**DOCUMENTO FUENTE**
^^^^
El diseño electoral para el congreso que habría de ratificar la independencia se hizo por remisión a las Juntas Electorales de Provincia de las últimas elecciones a Cortes. La Constitución de Cádiz, que establecía el sufragio más amplio de su época, había sido incluso superada en la práctica americana —«en las regiones donde se condujeron elecciones bajo sus disposiciones ..., las evidencias sugieren la presencia de un universo electoral que desbordó las restricciones constitucionales» (Posada-Carbó, 2011, p. 37)—, incluyendo en Guatemala, donde la interpretación laxa de las reglas había ya permitido el voto de castas y sectores populares (Posada-Carbó, 2011, p. 37-38). El Acta de Independencia, al disponer que no se excluyera de la ciudadanía a los originarios de África, sentó bases para una soberanía popular aún más amplia que la contemplada en Cádiz.
^^^^
**TAREA PLANTEADA 1**
Copia literalmente el fragmento del texto sobre las elecciones al congreso de la independencia que comienza con "El diseño electoral" y continúa hasta "contemplada en Cádiz.", ambos inclusive.
^^^^
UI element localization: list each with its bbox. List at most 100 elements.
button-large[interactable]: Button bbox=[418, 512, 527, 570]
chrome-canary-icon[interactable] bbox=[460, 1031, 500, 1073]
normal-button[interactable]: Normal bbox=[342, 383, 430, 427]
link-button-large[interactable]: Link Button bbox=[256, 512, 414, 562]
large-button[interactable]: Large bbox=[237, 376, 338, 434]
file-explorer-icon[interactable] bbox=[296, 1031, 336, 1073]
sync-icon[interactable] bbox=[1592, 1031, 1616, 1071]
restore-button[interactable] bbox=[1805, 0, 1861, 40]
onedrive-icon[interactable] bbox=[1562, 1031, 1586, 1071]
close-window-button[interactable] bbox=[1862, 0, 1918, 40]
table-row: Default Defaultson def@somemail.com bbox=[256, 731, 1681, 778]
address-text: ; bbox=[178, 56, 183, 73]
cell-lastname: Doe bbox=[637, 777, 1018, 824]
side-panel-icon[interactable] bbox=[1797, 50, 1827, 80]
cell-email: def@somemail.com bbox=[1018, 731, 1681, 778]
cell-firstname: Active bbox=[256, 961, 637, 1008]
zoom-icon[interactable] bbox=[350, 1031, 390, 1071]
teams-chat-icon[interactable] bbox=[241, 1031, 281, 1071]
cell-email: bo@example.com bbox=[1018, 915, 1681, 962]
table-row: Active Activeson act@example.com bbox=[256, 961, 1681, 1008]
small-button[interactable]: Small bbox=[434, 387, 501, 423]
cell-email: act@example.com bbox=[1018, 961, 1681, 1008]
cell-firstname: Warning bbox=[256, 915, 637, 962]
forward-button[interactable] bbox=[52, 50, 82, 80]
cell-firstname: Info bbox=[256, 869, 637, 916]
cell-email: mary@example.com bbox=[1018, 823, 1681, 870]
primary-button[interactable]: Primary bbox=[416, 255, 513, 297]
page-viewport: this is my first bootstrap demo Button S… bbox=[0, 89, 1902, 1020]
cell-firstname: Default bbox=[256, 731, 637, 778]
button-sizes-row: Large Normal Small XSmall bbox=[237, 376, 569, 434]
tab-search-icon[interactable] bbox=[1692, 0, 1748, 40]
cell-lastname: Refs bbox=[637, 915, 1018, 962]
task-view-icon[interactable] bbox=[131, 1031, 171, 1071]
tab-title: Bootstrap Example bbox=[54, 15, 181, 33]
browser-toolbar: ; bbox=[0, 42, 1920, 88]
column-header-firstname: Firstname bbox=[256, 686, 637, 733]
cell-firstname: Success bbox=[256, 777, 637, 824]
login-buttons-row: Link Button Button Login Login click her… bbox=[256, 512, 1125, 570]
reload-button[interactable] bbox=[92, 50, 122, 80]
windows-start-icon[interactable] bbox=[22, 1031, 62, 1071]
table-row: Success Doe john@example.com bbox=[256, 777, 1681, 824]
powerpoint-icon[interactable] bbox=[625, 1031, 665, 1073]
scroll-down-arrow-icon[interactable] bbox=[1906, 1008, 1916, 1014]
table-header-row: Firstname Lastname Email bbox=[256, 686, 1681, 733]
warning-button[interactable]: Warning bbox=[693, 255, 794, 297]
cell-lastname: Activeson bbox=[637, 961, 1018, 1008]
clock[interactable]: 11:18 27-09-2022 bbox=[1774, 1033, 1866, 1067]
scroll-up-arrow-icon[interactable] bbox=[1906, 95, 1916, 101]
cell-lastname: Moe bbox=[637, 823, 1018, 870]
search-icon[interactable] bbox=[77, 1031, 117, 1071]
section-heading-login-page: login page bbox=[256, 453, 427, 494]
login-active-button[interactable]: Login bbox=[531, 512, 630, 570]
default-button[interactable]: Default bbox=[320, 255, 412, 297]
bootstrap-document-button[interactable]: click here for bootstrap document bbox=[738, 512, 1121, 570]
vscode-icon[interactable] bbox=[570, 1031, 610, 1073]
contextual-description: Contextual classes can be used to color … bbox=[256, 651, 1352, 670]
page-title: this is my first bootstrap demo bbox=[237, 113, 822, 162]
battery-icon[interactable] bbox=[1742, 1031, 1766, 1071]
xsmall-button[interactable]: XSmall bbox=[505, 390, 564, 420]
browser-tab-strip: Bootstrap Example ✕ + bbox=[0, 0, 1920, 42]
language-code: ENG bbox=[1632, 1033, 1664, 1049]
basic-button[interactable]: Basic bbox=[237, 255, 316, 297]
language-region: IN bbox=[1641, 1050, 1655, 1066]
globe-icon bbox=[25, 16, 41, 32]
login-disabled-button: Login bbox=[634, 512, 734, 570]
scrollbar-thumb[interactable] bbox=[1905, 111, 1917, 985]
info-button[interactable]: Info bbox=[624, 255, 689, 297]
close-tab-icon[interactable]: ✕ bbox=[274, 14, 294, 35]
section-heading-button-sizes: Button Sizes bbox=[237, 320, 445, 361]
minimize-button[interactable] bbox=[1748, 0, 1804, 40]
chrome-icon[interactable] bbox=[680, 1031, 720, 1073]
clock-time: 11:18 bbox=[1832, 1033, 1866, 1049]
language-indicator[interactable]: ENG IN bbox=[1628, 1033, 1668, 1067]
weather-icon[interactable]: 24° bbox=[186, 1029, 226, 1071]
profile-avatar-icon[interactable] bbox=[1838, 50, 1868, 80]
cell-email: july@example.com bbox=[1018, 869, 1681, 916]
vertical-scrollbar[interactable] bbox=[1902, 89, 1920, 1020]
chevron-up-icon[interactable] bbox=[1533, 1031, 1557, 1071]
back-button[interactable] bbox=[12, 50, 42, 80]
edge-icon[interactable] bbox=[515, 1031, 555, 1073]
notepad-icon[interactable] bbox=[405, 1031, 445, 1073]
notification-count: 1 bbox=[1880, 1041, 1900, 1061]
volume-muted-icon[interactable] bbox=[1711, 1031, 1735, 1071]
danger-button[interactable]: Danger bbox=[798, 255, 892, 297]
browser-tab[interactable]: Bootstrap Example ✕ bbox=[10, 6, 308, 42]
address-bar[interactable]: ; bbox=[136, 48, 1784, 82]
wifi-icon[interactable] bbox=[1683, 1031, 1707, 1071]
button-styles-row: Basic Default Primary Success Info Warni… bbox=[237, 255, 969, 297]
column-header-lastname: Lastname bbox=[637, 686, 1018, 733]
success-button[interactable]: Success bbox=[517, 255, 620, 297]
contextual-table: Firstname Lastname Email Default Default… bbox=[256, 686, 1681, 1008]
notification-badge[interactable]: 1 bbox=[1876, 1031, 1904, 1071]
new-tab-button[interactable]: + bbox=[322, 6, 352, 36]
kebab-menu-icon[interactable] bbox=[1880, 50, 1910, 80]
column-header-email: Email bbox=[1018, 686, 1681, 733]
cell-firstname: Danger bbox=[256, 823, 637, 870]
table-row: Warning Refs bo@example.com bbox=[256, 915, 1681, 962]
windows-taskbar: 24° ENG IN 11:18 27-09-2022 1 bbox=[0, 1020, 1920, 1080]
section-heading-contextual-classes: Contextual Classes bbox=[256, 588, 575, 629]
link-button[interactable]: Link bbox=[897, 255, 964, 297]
^^^^
**TAREA PLANTEADA 2**
Identifica y copia cada línea de los registros que contenga la cadena "header". Se distinguen mayúsculas y minúsculas.

**RESPUESTA DEL EJERCICIO 1**
El diseño electoral para el congreso que habría de ratificar la independencia se hizo por remisión a las Juntas Electorales de Provincia de las últimas elecciones a Cortes. La Constitución de Cádiz, que establecía el sufragio más amplio de su época, había sido incluso superada en la práctica americana —«en las regiones donde se condujeron elecciones bajo sus disposiciones ..., las evidencias sugieren la presencia de un universo electoral que desbordó las restricciones constitucionales» (Posada-Carbó, 2011, p. 37)—, incluyendo en Guatemala, donde la interpretación laxa de las reglas había ya permitido el voto de castas y sectores populares (Posada-Carbó, 2011, p. 37-38). El Acta de Independencia, al disponer que no se excluyera de la ciudadanía a los originarios de África, sentó bases para una soberanía popular aún más amplia que la contemplada en Cádiz.

**RESPUESTA DEL EJERCICIO 2**
column-header-firstname: Firstname bbox=[256, 686, 637, 733]
table-header-row: Firstname Lastname Email bbox=[256, 686, 1681, 733]
column-header-lastname: Lastname bbox=[637, 686, 1018, 733]
column-header-email: Email bbox=[1018, 686, 1681, 733]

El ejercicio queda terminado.